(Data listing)
>> begin
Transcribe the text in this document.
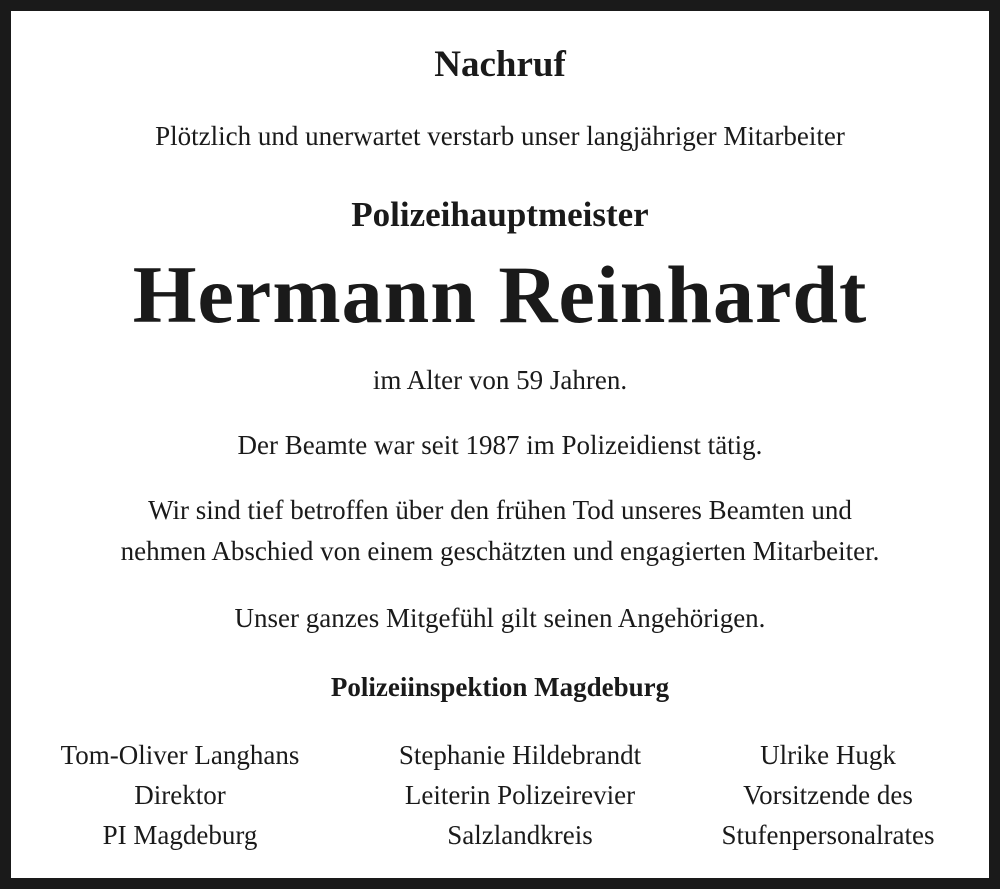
Nachruf
Plötzlich und unerwartet verstarb unser langjähriger Mitarbeiter
Polizeihauptmeister
Hermann Reinhardt
im Alter von 59 Jahren.
Der Beamte war seit 1987 im Polizeidienst tätig.
Wir sind tief betroffen über den frühen Tod unseres Beamten und
nehmen Abschied von einem geschätzten und engagierten Mitarbeiter.
Unser ganzes Mitgefühl gilt seinen Angehörigen.
Polizeiinspektion Magdeburg
Tom-Oliver Langhans
Direktor
PI Magdeburg
Stephanie Hildebrandt
Leiterin Polizeirevier
Salzlandkreis
Ulrike Hugk
Vorsitzende des
Stufenpersonalrates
>> end
*WORK INSTRUCTIONS*. Find the string "Mitarbeiter" in the listing and return every line that holds it.

*OUTPUT FOR THIS TASK*.
Plötzlich und unerwartet verstarb unser langjähriger Mitarbeiter
nehmen Abschied von einem geschätzten und engagierten Mitarbeiter.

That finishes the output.